What follows is a block of records; reproduce all of it verbatim.

◆ ◆ ◆ ◆ ◆

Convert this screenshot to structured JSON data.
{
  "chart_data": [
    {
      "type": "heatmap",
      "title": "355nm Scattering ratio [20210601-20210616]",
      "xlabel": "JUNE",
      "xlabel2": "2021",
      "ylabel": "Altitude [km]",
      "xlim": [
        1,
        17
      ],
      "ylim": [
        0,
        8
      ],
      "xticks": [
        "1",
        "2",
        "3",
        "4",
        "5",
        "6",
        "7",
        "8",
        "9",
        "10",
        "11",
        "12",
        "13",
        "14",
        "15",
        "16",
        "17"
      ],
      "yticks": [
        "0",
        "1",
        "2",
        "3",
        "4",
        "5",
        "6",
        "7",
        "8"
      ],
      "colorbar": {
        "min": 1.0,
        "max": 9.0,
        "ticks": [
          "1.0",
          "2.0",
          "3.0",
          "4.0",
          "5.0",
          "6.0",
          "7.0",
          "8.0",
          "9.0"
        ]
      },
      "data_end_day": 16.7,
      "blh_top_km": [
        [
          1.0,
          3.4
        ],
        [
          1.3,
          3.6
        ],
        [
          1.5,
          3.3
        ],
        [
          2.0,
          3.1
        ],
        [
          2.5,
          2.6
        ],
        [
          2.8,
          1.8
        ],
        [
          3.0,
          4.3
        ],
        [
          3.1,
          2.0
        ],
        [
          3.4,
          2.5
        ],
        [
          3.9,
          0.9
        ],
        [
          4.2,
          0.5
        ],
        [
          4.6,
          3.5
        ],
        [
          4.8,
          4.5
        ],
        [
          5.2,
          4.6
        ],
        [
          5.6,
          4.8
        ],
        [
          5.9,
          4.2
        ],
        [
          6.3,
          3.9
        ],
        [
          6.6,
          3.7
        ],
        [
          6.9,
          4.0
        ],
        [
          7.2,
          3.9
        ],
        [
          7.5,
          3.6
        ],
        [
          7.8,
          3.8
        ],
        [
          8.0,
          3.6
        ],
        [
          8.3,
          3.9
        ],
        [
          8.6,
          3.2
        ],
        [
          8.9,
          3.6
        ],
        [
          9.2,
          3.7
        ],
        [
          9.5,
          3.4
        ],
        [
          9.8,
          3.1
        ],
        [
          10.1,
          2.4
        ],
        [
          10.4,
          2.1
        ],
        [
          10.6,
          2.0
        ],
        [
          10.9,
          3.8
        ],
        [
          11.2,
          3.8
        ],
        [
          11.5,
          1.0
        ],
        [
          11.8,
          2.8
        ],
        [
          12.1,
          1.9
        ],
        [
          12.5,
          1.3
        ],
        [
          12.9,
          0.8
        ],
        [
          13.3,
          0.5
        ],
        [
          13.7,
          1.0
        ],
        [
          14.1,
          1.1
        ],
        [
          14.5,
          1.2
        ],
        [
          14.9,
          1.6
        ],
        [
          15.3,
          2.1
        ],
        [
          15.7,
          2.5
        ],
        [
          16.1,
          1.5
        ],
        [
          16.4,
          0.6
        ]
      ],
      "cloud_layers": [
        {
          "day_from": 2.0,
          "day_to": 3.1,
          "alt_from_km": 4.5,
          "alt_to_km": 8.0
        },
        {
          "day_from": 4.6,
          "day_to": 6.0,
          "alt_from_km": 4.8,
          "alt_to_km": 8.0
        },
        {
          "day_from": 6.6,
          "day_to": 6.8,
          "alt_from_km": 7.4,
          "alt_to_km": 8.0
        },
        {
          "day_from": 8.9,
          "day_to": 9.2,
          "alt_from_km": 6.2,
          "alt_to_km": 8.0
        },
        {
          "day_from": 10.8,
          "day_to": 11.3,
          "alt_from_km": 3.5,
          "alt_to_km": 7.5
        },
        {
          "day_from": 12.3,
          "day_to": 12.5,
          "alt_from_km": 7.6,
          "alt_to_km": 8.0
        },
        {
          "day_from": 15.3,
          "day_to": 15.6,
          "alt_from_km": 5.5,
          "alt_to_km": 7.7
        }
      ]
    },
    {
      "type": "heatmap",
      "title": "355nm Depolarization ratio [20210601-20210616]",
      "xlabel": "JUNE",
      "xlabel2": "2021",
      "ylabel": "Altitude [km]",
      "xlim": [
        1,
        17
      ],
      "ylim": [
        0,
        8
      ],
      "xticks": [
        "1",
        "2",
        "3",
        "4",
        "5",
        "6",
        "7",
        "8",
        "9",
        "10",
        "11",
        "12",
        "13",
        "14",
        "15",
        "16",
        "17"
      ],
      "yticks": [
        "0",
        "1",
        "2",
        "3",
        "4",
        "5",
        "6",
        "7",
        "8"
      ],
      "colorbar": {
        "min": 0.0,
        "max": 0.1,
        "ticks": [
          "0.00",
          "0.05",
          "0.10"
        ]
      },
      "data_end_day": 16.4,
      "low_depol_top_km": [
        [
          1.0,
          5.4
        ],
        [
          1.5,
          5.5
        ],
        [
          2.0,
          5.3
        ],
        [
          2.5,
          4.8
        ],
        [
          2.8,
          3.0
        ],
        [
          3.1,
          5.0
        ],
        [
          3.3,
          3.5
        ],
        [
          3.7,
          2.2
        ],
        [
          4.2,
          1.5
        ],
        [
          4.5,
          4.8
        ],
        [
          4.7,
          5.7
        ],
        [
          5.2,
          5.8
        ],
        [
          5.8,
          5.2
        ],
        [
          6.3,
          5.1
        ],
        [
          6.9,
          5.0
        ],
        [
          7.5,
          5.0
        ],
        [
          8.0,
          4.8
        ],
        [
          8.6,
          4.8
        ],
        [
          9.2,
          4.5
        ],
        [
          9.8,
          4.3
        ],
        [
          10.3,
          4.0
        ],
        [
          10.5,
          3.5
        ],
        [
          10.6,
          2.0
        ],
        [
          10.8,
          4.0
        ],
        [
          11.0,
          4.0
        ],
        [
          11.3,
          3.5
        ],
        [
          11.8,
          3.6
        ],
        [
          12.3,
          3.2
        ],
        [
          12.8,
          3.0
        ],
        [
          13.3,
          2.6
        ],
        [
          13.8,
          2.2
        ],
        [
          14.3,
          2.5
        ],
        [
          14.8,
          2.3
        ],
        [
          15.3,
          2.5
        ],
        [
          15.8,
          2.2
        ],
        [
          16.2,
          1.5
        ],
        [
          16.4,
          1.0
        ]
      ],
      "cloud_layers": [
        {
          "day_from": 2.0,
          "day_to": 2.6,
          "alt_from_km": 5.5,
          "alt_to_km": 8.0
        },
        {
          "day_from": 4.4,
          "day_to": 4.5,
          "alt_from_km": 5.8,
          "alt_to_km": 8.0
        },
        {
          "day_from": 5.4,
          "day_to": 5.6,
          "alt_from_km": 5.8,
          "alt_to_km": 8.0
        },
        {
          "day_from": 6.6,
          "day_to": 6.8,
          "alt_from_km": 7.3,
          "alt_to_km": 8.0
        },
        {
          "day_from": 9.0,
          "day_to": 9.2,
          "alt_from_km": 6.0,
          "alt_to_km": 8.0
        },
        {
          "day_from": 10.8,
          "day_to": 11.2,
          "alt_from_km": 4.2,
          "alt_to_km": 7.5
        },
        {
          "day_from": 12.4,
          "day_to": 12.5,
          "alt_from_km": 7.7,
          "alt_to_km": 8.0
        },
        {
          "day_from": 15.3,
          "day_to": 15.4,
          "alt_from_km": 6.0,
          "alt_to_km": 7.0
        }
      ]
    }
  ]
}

◆ ◆ ◆ ◆ ◆

• The solution:
Convert this screenshot to structured JSON data.
{
  "chart_data": [
    {
      "type": "heatmap",
      "title": "355nm Scattering ratio [20210601-20210616]",
      "xlabel": "JUNE",
      "xlabel2": "2021",
      "ylabel": "Altitude [km]",
      "xlim": [
        1,
        17
      ],
      "ylim": [
        0,
        8
      ],
      "xticks": [
        "1",
        "2",
        "3",
        "4",
        "5",
        "6",
        "7",
        "8",
        "9",
        "10",
        "11",
        "12",
        "13",
        "14",
        "15",
        "16",
        "17"
      ],
      "yticks": [
        "0",
        "1",
        "2",
        "3",
        "4",
        "5",
        "6",
        "7",
        "8"
      ],
      "colorbar": {
        "min": 1.0,
        "max": 9.0,
        "ticks": [
          "1.0",
          "2.0",
          "3.0",
          "4.0",
          "5.0",
          "6.0",
          "7.0",
          "8.0",
          "9.0"
        ]
      },
      "data_end_day": 16.7,
      "blh_top_km": [
        [
          1.0,
          3.4
        ],
        [
          1.3,
          3.6
        ],
        [
          1.5,
          3.3
        ],
        [
          2.0,
          3.1
        ],
        [
          2.5,
          2.6
        ],
        [
          2.8,
          1.8
        ],
        [
          3.0,
          4.3
        ],
        [
          3.1,
          2.0
        ],
        [
          3.4,
          2.5
        ],
        [
          3.9,
          0.9
        ],
        [
          4.2,
          0.5
        ],
        [
          4.6,
          3.5
        ],
        [
          4.8,
          4.5
        ],
        [
          5.2,
          4.6
        ],
        [
          5.6,
          4.8
        ],
        [
          5.9,
          4.2
        ],
        [
          6.3,
          3.9
        ],
        [
          6.6,
          3.7
        ],
        [
          6.9,
          4.0
        ],
        [
          7.2,
          3.9
        ],
        [
          7.5,
          3.6
        ],
        [
          7.8,
          3.8
        ],
        [
          8.0,
          3.6
        ],
        [
          8.3,
          3.9
        ],
        [
          8.6,
          3.2
        ],
        [
          8.9,
          3.6
        ],
        [
          9.2,
          3.7
        ],
        [
          9.5,
          3.4
        ],
        [
          9.8,
          3.1
        ],
        [
          10.1,
          2.4
        ],
        [
          10.4,
          2.1
        ],
        [
          10.6,
          2.0
        ],
        [
          10.9,
          3.8
        ],
        [
          11.2,
          3.8
        ],
        [
          11.5,
          1.0
        ],
        [
          11.8,
          2.8
        ],
        [
          12.1,
          1.9
        ],
        [
          12.5,
          1.3
        ],
        [
          12.9,
          0.8
        ],
        [
          13.3,
          0.5
        ],
        [
          13.7,
          1.0
        ],
        [
          14.1,
          1.1
        ],
        [
          14.5,
          1.2
        ],
        [
          14.9,
          1.6
        ],
        [
          15.3,
          2.1
        ],
        [
          15.7,
          2.5
        ],
        [
          16.1,
          1.5
        ],
        [
          16.4,
          0.6
        ]
      ],
      "cloud_layers": [
        {
          "day_from": 2.0,
          "day_to": 3.1,
          "alt_from_km": 4.5,
          "alt_to_km": 8.0
        },
        {
          "day_from": 4.6,
          "day_to": 6.0,
          "alt_from_km": 4.8,
          "alt_to_km": 8.0
        },
        {
          "day_from": 6.6,
          "day_to": 6.8,
          "alt_from_km": 7.4,
          "alt_to_km": 8.0
        },
        {
          "day_from": 8.9,
          "day_to": 9.2,
          "alt_from_km": 6.2,
          "alt_to_km": 8.0
        },
        {
          "day_from": 10.8,
          "day_to": 11.3,
          "alt_from_km": 3.5,
          "alt_to_km": 7.5
        },
        {
          "day_from": 12.3,
          "day_to": 12.5,
          "alt_from_km": 7.6,
          "alt_to_km": 8.0
        },
        {
          "day_from": 15.3,
          "day_to": 15.6,
          "alt_from_km": 5.5,
          "alt_to_km": 7.7
        }
      ]
    },
    {
      "type": "heatmap",
      "title": "355nm Depolarization ratio [20210601-20210616]",
      "xlabel": "JUNE",
      "xlabel2": "2021",
      "ylabel": "Altitude [km]",
      "xlim": [
        1,
        17
      ],
      "ylim": [
        0,
        8
      ],
      "xticks": [
        "1",
        "2",
        "3",
        "4",
        "5",
        "6",
        "7",
        "8",
        "9",
        "10",
        "11",
        "12",
        "13",
        "14",
        "15",
        "16",
        "17"
      ],
      "yticks": [
        "0",
        "1",
        "2",
        "3",
        "4",
        "5",
        "6",
        "7",
        "8"
      ],
      "colorbar": {
        "min": 0.0,
        "max": 0.1,
        "ticks": [
          "0.00",
          "0.05",
          "0.10"
        ]
      },
      "data_end_day": 16.4,
      "low_depol_top_km": [
        [
          1.0,
          5.4
        ],
        [
          1.5,
          5.5
        ],
        [
          2.0,
          5.3
        ],
        [
          2.5,
          4.8
        ],
        [
          2.8,
          3.0
        ],
        [
          3.1,
          5.0
        ],
        [
          3.3,
          3.5
        ],
        [
          3.7,
          2.2
        ],
        [
          4.2,
          1.5
        ],
        [
          4.5,
          4.8
        ],
        [
          4.7,
          5.7
        ],
        [
          5.2,
          5.8
        ],
        [
          5.8,
          5.2
        ],
        [
          6.3,
          5.1
        ],
        [
          6.9,
          5.0
        ],
        [
          7.5,
          5.0
        ],
        [
          8.0,
          4.8
        ],
        [
          8.6,
          4.8
        ],
        [
          9.2,
          4.5
        ],
        [
          9.8,
          4.3
        ],
        [
          10.3,
          4.0
        ],
        [
          10.5,
          3.5
        ],
        [
          10.6,
          2.0
        ],
        [
          10.8,
          4.0
        ],
        [
          11.0,
          4.0
        ],
        [
          11.3,
          3.5
        ],
        [
          11.8,
          3.6
        ],
        [
          12.3,
          3.2
        ],
        [
          12.8,
          3.0
        ],
        [
          13.3,
          2.6
        ],
        [
          13.8,
          2.2
        ],
        [
          14.3,
          2.5
        ],
        [
          14.8,
          2.3
        ],
        [
          15.3,
          2.5
        ],
        [
          15.8,
          2.2
        ],
        [
          16.2,
          1.5
        ],
        [
          16.4,
          1.0
        ]
      ],
      "cloud_layers": [
        {
          "day_from": 2.0,
          "day_to": 2.6,
          "alt_from_km": 5.5,
          "alt_to_km": 8.0
        },
        {
          "day_from": 4.4,
          "day_to": 4.5,
          "alt_from_km": 5.8,
          "alt_to_km": 8.0
        },
        {
          "day_from": 5.4,
          "day_to": 5.6,
          "alt_from_km": 5.8,
          "alt_to_km": 8.0
        },
        {
          "day_from": 6.6,
          "day_to": 6.8,
          "alt_from_km": 7.3,
          "alt_to_km": 8.0
        },
        {
          "day_from": 9.0,
          "day_to": 9.2,
          "alt_from_km": 6.0,
          "alt_to_km": 8.0
        },
        {
          "day_from": 10.8,
          "day_to": 11.2,
          "alt_from_km": 4.2,
          "alt_to_km": 7.5
        },
        {
          "day_from": 12.4,
          "day_to": 12.5,
          "alt_from_km": 7.7,
          "alt_to_km": 8.0
        },
        {
          "day_from": 15.3,
          "day_to": 15.4,
          "alt_from_km": 6.0,
          "alt_to_km": 7.0
        }
      ]
    }
  ]
}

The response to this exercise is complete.